Locate the lines that hold the string "ylabel". Copy every such line.

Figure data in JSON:
--------------------

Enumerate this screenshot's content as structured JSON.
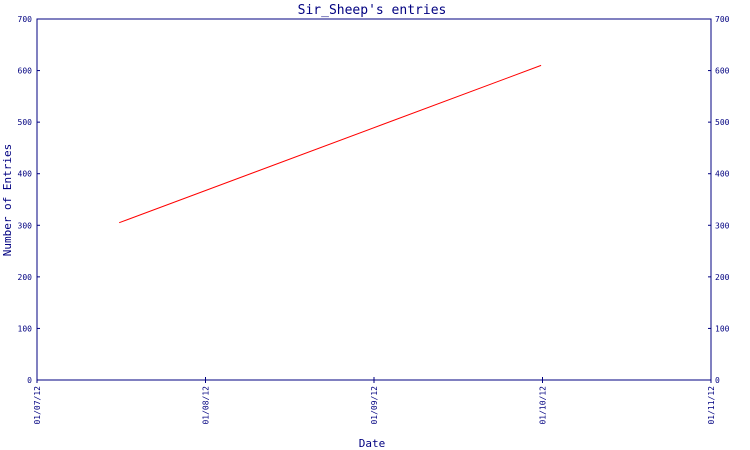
{
  "chart_data": {
    "type": "line",
    "title": "Sir_Sheep's entries",
    "xlabel": "Date",
    "ylabel": "Number of Entries",
    "x_ticks": [
      "01/07/12",
      "01/08/12",
      "01/09/12",
      "01/10/12",
      "01/11/12"
    ],
    "y_ticks": [
      0,
      100,
      200,
      300,
      400,
      500,
      600,
      700
    ],
    "ylim": [
      0,
      700
    ],
    "xlim": [
      "2012-07-01",
      "2012-11-01"
    ],
    "series": [
      {
        "color": "#ff0000",
        "points": [
          {
            "x": "2012-07-16",
            "y": 305
          },
          {
            "x": "2012-10-01",
            "y": 610
          }
        ]
      }
    ],
    "grid": false,
    "colors": {
      "axis": "#000080",
      "text": "#000080",
      "line": "#ff0000"
    }
  }
}
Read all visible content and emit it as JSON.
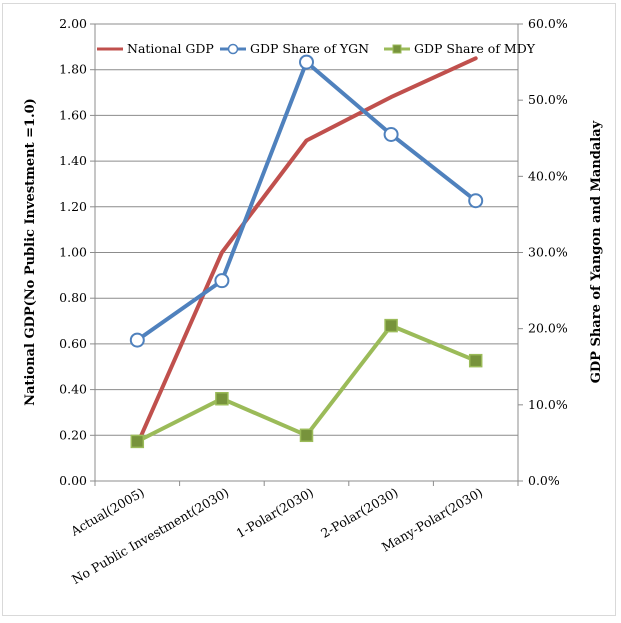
{
  "chart_data": {
    "type": "line",
    "categories": [
      "Actual(2005)",
      "No Public Investment(2030)",
      "1-Polar(2030)",
      "2-Polar(2030)",
      "Many-Polar(2030)"
    ],
    "y_left": {
      "label": "National GDP(No Public Investment =1.0)",
      "ylim": [
        0,
        2.0
      ],
      "ticks": [
        "0.00",
        "0.20",
        "0.40",
        "0.60",
        "0.80",
        "1.00",
        "1.20",
        "1.40",
        "1.60",
        "1.80",
        "2.00"
      ]
    },
    "y_right": {
      "label": "GDP Share of Yangon and Mandalay",
      "ylim": [
        0,
        60
      ],
      "ticks": [
        "0.0%",
        "10.0%",
        "20.0%",
        "30.0%",
        "40.0%",
        "50.0%",
        "60.0%"
      ]
    },
    "series": [
      {
        "name": "National GDP",
        "axis": "left",
        "color": "#c0504d",
        "marker": "none",
        "values": [
          0.16,
          1.0,
          1.49,
          1.68,
          1.85
        ]
      },
      {
        "name": "GDP Share of YGN",
        "axis": "right",
        "color": "#4f81bd",
        "marker": "circle",
        "values": [
          18.5,
          26.3,
          55.0,
          45.5,
          36.8
        ]
      },
      {
        "name": "GDP Share of MDY",
        "axis": "right",
        "color": "#9bbb59",
        "marker": "square",
        "values": [
          5.2,
          10.8,
          6.0,
          20.4,
          15.8
        ]
      }
    ],
    "grid": true,
    "legend": "top"
  }
}
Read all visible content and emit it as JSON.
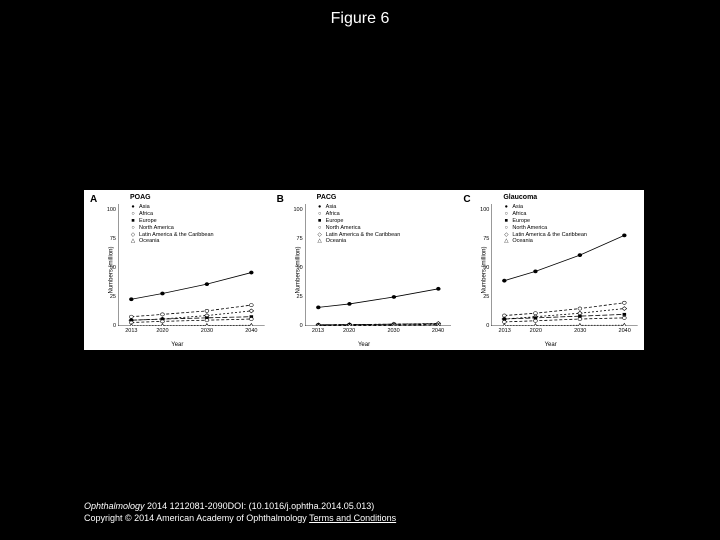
{
  "title": "Figure 6",
  "figure": {
    "background_color": "#ffffff",
    "axis_color": "#000000",
    "xlabel": "Year",
    "ylabel": "Numbers (million)",
    "x_ticks": [
      2013,
      2020,
      2030,
      2040
    ],
    "xlim": [
      2010,
      2043
    ],
    "series_style": {
      "Asia": {
        "marker": "●",
        "dash": ""
      },
      "Africa": {
        "marker": "○",
        "dash": "3,2"
      },
      "Europe": {
        "marker": "■",
        "dash": "5,2"
      },
      "North America": {
        "marker": "○",
        "dash": "3,2"
      },
      "Latin America & the Caribbean": {
        "marker": "◇",
        "dash": "2,2"
      },
      "Oceania": {
        "marker": "△",
        "dash": "1,2"
      }
    },
    "legend_order": [
      "Asia",
      "Africa",
      "Europe",
      "North America",
      "Latin America & the Caribbean",
      "Oceania"
    ],
    "panels": [
      {
        "letter": "A",
        "title": "POAG",
        "ylim": [
          0,
          105
        ],
        "y_ticks": [
          0,
          25,
          50,
          75,
          100
        ],
        "series": {
          "Asia": {
            "2013": 23,
            "2020": 28,
            "2030": 36,
            "2040": 46
          },
          "Africa": {
            "2013": 8,
            "2020": 10,
            "2030": 13,
            "2040": 18
          },
          "Latin America & the Caribbean": {
            "2013": 5,
            "2020": 6,
            "2030": 9,
            "2040": 13
          },
          "Europe": {
            "2013": 5,
            "2020": 6,
            "2030": 7,
            "2040": 8
          },
          "North America": {
            "2013": 3,
            "2020": 4,
            "2030": 5,
            "2040": 6
          },
          "Oceania": {
            "2013": 0.3,
            "2020": 0.4,
            "2030": 0.5,
            "2040": 0.6
          }
        }
      },
      {
        "letter": "B",
        "title": "PACG",
        "ylim": [
          0,
          105
        ],
        "y_ticks": [
          0,
          25,
          50,
          75,
          100
        ],
        "series": {
          "Asia": {
            "2013": 16,
            "2020": 19,
            "2030": 25,
            "2040": 32
          },
          "Africa": {
            "2013": 1,
            "2020": 1.2,
            "2030": 1.6,
            "2040": 2
          },
          "Europe": {
            "2013": 1,
            "2020": 1.2,
            "2030": 1.5,
            "2040": 1.8
          },
          "Latin America & the Caribbean": {
            "2013": 1,
            "2020": 1.2,
            "2030": 1.6,
            "2040": 2.2
          },
          "North America": {
            "2013": 0.5,
            "2020": 0.6,
            "2030": 0.8,
            "2040": 1
          },
          "Oceania": {
            "2013": 0.05,
            "2020": 0.06,
            "2030": 0.08,
            "2040": 0.1
          }
        }
      },
      {
        "letter": "C",
        "title": "Glaucoma",
        "ylim": [
          0,
          105
        ],
        "y_ticks": [
          0,
          25,
          50,
          75,
          100
        ],
        "series": {
          "Asia": {
            "2013": 39,
            "2020": 47,
            "2030": 61,
            "2040": 78
          },
          "Africa": {
            "2013": 9,
            "2020": 11,
            "2030": 15,
            "2040": 20
          },
          "Latin America & the Caribbean": {
            "2013": 6,
            "2020": 8,
            "2030": 11,
            "2040": 15
          },
          "Europe": {
            "2013": 6,
            "2020": 7,
            "2030": 8.5,
            "2040": 10
          },
          "North America": {
            "2013": 3.5,
            "2020": 4.5,
            "2030": 6,
            "2040": 7
          },
          "Oceania": {
            "2013": 0.35,
            "2020": 0.45,
            "2030": 0.6,
            "2040": 0.7
          }
        }
      }
    ]
  },
  "footer": {
    "journal": "Ophthalmology",
    "citation_rest": " 2014 1212081-2090DOI: (10.1016/j.ophtha.2014.05.013)",
    "copyright_pre": "Copyright © 2014 American Academy of Ophthalmology ",
    "terms_text": "Terms and Conditions"
  }
}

--------------------

The result >>
    "ylabel": "Number of Entries",
    "ylabel": "Numbers (million)",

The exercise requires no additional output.